*Data records*.
========================
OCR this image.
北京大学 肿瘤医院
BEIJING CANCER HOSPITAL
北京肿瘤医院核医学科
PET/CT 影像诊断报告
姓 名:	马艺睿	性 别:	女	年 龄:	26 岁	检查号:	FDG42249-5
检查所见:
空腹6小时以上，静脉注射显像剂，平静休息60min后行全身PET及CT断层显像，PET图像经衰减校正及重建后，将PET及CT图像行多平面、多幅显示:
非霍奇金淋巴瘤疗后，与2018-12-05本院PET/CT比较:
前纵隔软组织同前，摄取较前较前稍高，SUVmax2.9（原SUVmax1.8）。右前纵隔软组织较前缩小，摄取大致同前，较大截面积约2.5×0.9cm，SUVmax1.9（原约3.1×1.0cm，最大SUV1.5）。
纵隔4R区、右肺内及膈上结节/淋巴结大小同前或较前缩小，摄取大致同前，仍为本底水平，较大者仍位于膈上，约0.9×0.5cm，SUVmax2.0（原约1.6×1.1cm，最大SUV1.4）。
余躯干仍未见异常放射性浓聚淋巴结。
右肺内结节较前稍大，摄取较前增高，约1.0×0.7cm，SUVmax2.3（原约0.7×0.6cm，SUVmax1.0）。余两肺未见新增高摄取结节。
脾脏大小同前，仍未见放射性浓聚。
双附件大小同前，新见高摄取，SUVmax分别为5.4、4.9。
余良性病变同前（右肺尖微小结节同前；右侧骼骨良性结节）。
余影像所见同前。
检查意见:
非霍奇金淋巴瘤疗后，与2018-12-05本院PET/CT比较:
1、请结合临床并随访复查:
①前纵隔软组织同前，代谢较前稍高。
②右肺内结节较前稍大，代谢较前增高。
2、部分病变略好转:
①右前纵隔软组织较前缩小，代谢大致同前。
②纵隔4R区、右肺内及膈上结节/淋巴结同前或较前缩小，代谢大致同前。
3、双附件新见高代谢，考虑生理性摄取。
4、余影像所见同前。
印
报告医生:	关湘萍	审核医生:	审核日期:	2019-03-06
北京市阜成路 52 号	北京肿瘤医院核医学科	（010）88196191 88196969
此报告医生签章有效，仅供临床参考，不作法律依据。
========================
From the preceding material, extract every line exactly.

*Correct response*.
OCR this image.
北京大学 肿瘤医院
BEIJING CANCER HOSPITAL
北京肿瘤医院核医学科
PET/CT 影像诊断报告
姓 名:	马艺睿	性 别:	女	年 龄:	26 岁	检查号:	FDG42249-5
检查所见:
空腹6小时以上，静脉注射显像剂，平静休息60min后行全身PET及CT断层显像，PET图像经衰减校正及重建后，将PET及CT图像行多平面、多幅显示:
非霍奇金淋巴瘤疗后，与2018-12-05本院PET/CT比较:
前纵隔软组织同前，摄取较前较前稍高，SUVmax2.9（原SUVmax1.8）。右前纵隔软组织较前缩小，摄取大致同前，较大截面积约2.5×0.9cm，SUVmax1.9（原约3.1×1.0cm，最大SUV1.5）。
纵隔4R区、右肺内及膈上结节/淋巴结大小同前或较前缩小，摄取大致同前，仍为本底水平，较大者仍位于膈上，约0.9×0.5cm，SUVmax2.0（原约1.6×1.1cm，最大SUV1.4）。
余躯干仍未见异常放射性浓聚淋巴结。
右肺内结节较前稍大，摄取较前增高，约1.0×0.7cm，SUVmax2.3（原约0.7×0.6cm，SUVmax1.0）。余两肺未见新增高摄取结节。
脾脏大小同前，仍未见放射性浓聚。
双附件大小同前，新见高摄取，SUVmax分别为5.4、4.9。
余良性病变同前（右肺尖微小结节同前；右侧骼骨良性结节）。
余影像所见同前。
检查意见:
非霍奇金淋巴瘤疗后，与2018-12-05本院PET/CT比较:
1、请结合临床并随访复查:
①前纵隔软组织同前，代谢较前稍高。
②右肺内结节较前稍大，代谢较前增高。
2、部分病变略好转:
①右前纵隔软组织较前缩小，代谢大致同前。
②纵隔4R区、右肺内及膈上结节/淋巴结同前或较前缩小，代谢大致同前。
3、双附件新见高代谢，考虑生理性摄取。
4、余影像所见同前。
印
报告医生:	关湘萍	审核医生:	审核日期:	2019-03-06
北京市阜成路 52 号	北京肿瘤医院核医学科	（010）88196191 88196969
此报告医生签章有效，仅供临床参考，不作法律依据。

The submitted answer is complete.